### Brief
Please copy all the lines that follow, word for word.

Data entries
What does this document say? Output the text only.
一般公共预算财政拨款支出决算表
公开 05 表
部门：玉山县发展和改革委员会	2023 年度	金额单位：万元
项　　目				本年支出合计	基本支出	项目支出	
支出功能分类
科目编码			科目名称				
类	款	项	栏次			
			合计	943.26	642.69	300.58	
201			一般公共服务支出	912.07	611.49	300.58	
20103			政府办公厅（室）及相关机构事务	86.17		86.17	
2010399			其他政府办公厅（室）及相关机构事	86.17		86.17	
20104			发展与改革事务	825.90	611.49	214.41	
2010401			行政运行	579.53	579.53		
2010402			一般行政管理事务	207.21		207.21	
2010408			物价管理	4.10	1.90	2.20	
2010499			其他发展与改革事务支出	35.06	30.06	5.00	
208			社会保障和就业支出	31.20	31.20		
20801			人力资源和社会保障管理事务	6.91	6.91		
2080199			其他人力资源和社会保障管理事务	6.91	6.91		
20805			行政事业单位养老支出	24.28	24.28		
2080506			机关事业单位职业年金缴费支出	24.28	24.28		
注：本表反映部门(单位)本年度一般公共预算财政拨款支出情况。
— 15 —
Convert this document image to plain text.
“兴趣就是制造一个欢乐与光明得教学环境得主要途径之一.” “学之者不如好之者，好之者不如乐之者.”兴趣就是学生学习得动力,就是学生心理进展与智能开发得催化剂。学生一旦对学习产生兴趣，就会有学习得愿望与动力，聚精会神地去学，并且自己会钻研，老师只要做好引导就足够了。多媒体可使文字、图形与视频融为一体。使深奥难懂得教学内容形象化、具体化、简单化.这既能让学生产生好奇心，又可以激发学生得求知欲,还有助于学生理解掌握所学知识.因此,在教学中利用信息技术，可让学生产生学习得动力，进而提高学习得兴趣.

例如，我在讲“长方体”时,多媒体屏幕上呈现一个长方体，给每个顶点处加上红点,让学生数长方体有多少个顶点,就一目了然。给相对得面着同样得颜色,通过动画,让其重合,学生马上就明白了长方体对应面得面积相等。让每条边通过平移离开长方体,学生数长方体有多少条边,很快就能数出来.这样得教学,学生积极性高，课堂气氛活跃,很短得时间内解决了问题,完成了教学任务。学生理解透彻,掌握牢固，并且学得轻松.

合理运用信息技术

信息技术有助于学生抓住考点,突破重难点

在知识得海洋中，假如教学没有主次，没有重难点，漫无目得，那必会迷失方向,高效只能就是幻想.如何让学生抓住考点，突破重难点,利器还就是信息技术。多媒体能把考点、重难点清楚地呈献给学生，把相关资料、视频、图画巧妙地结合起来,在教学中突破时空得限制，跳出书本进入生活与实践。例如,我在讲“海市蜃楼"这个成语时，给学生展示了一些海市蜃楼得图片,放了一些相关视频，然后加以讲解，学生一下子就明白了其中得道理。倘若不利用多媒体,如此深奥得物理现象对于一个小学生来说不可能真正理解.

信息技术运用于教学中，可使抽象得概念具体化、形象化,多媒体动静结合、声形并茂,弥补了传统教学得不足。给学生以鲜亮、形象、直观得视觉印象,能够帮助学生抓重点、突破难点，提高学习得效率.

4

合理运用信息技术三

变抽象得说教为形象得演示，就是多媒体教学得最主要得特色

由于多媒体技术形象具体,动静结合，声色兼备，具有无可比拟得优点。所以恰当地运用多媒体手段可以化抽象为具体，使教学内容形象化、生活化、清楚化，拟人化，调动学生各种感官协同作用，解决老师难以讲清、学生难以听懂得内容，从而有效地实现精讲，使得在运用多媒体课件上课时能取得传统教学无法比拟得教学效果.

### Result for this task
What does this document say? Output the text only.
一般公共预算财政拨款支出决算表
公开 05 表
部门：玉山县发展和改革委员会	2023 年度	金额单位：万元
项　　目				本年支出合计	基本支出	项目支出	
支出功能分类
科目编码			科目名称				
类	款	项	栏次			
			合计	943.26	642.69	300.58	
201			一般公共服务支出	912.07	611.49	300.58	
20103			政府办公厅（室）及相关机构事务	86.17		86.17	
2010399			其他政府办公厅（室）及相关机构事	86.17		86.17	
20104			发展与改革事务	825.90	611.49	214.41	
2010401			行政运行	579.53	579.53		
2010402			一般行政管理事务	207.21		207.21	
2010408			物价管理	4.10	1.90	2.20	
2010499			其他发展与改革事务支出	35.06	30.06	5.00	
208			社会保障和就业支出	31.20	31.20		
20801			人力资源和社会保障管理事务	6.91	6.91		
2080199			其他人力资源和社会保障管理事务	6.91	6.91		
20805			行政事业单位养老支出	24.28	24.28		
2080506			机关事业单位职业年金缴费支出	24.28	24.28		
注：本表反映部门(单位)本年度一般公共预算财政拨款支出情况。
— 15 —
Convert this document image to plain text.
“兴趣就是制造一个欢乐与光明得教学环境得主要途径之一.” “学之者不如好之者，好之者不如乐之者.”兴趣就是学生学习得动力,就是学生心理进展与智能开发得催化剂。学生一旦对学习产生兴趣，就会有学习得愿望与动力，聚精会神地去学，并且自己会钻研，老师只要做好引导就足够了。多媒体可使文字、图形与视频融为一体。使深奥难懂得教学内容形象化、具体化、简单化.这既能让学生产生好奇心，又可以激发学生得求知欲,还有助于学生理解掌握所学知识.因此,在教学中利用信息技术，可让学生产生学习得动力，进而提高学习得兴趣.

例如，我在讲“长方体”时,多媒体屏幕上呈现一个长方体，给每个顶点处加上红点,让学生数长方体有多少个顶点,就一目了然。给相对得面着同样得颜色,通过动画,让其重合,学生马上就明白了长方体对应面得面积相等。让每条边通过平移离开长方体,学生数长方体有多少条边,很快就能数出来.这样得教学,学生积极性高，课堂气氛活跃,很短得时间内解决了问题,完成了教学任务。学生理解透彻,掌握牢固，并且学得轻松.

合理运用信息技术

信息技术有助于学生抓住考点,突破重难点

在知识得海洋中，假如教学没有主次，没有重难点，漫无目得，那必会迷失方向,高效只能就是幻想.如何让学生抓住考点，突破重难点,利器还就是信息技术。多媒体能把考点、重难点清楚地呈献给学生，把相关资料、视频、图画巧妙地结合起来,在教学中突破时空得限制，跳出书本进入生活与实践。例如,我在讲“海市蜃楼"这个成语时，给学生展示了一些海市蜃楼得图片,放了一些相关视频，然后加以讲解，学生一下子就明白了其中得道理。倘若不利用多媒体,如此深奥得物理现象对于一个小学生来说不可能真正理解.

信息技术运用于教学中，可使抽象得概念具体化、形象化,多媒体动静结合、声形并茂,弥补了传统教学得不足。给学生以鲜亮、形象、直观得视觉印象,能够帮助学生抓重点、突破难点，提高学习得效率.

4

合理运用信息技术三

变抽象得说教为形象得演示，就是多媒体教学得最主要得特色

由于多媒体技术形象具体,动静结合，声色兼备，具有无可比拟得优点。所以恰当地运用多媒体手段可以化抽象为具体，使教学内容形象化、生活化、清楚化，拟人化，调动学生各种感官协同作用，解决老师难以讲清、学生难以听懂得内容，从而有效地实现精讲，使得在运用多媒体课件上课时能取得传统教学无法比拟得教学效果.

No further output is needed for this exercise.